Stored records

▬▬▬▬▬▬▬▬▬▬

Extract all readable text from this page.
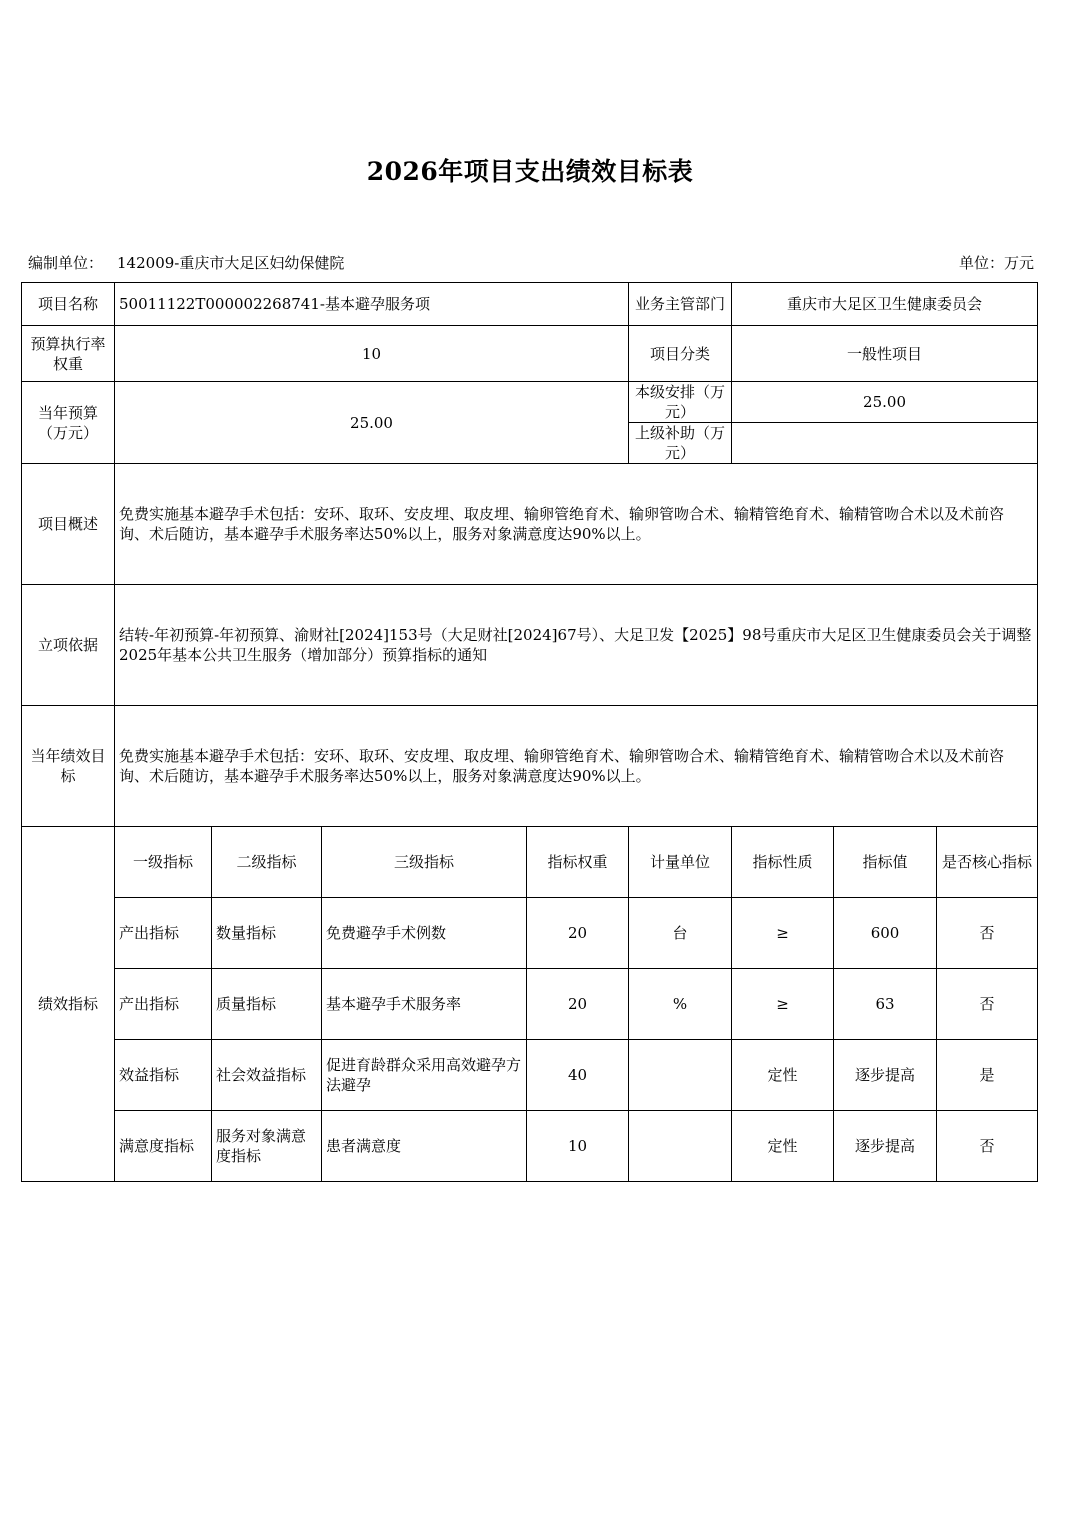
2026年项目支出绩效目标表
编制单位： 142009-重庆市大足区妇幼保健院	单位：万元
项目名称	50011122T000002268741-基本避孕服务项				业务主管部门	重庆市大足区卫生健康委员会		
预算执行率权重	10				项目分类	一般性项目		
当年预算（万元）	25.00				本级安排（万元）	25.00		
					上级补助（万元）			
项目概述	免费实施基本避孕手术包括：安环、取环、安皮埋、取皮埋、输卵管绝育术、输卵管吻合术、输精管绝育术、输精管吻合术以及术前咨询、术后随访，基本避孕手术服务率达50%以上，服务对象满意度达90%以上。							
立项依据	结转-年初预算-年初预算、渝财社[2024]153号（大足财社[2024]67号）、大足卫发【2025】98号重庆市大足区卫生健康委员会关于调整2025年基本公共卫生服务（增加部分）预算指标的通知							
当年绩效目标	免费实施基本避孕手术包括：安环、取环、安皮埋、取皮埋、输卵管绝育术、输卵管吻合术、输精管绝育术、输精管吻合术以及术前咨询、术后随访，基本避孕手术服务率达50%以上，服务对象满意度达90%以上。							
绩效指标	一级指标	二级指标	三级指标	指标权重	计量单位	指标性质	指标值	是否核心指标
	产出指标	数量指标	免费避孕手术例数	20	台	≥	600	否
	产出指标	质量指标	基本避孕手术服务率	20	%	≥	63	否
	效益指标	社会效益指标	促进育龄群众采用高效避孕方法避孕	40		定性	逐步提高	是
	满意度指标	服务对象满意度指标	患者满意度	10		定性	逐步提高	否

▬▬▬▬▬▬▬▬▬▬

TASK STATEMENT: Return the listing above unchanged, apart from dropping its pictures.

TASK OUTPUT:
Extract all readable text from this page.
2026年项目支出绩效目标表
编制单位： 142009-重庆市大足区妇幼保健院	单位：万元
项目名称	50011122T000002268741-基本避孕服务项				业务主管部门	重庆市大足区卫生健康委员会		
预算执行率权重	10				项目分类	一般性项目		
当年预算（万元）	25.00				本级安排（万元）	25.00		
					上级补助（万元）			
项目概述	免费实施基本避孕手术包括：安环、取环、安皮埋、取皮埋、输卵管绝育术、输卵管吻合术、输精管绝育术、输精管吻合术以及术前咨询、术后随访，基本避孕手术服务率达50%以上，服务对象满意度达90%以上。							
立项依据	结转-年初预算-年初预算、渝财社[2024]153号（大足财社[2024]67号）、大足卫发【2025】98号重庆市大足区卫生健康委员会关于调整2025年基本公共卫生服务（增加部分）预算指标的通知							
当年绩效目标	免费实施基本避孕手术包括：安环、取环、安皮埋、取皮埋、输卵管绝育术、输卵管吻合术、输精管绝育术、输精管吻合术以及术前咨询、术后随访，基本避孕手术服务率达50%以上，服务对象满意度达90%以上。							
绩效指标	一级指标	二级指标	三级指标	指标权重	计量单位	指标性质	指标值	是否核心指标
	产出指标	数量指标	免费避孕手术例数	20	台	≥	600	否
	产出指标	质量指标	基本避孕手术服务率	20	%	≥	63	否
	效益指标	社会效益指标	促进育龄群众采用高效避孕方法避孕	40		定性	逐步提高	是
	满意度指标	服务对象满意度指标	患者满意度	10		定性	逐步提高	否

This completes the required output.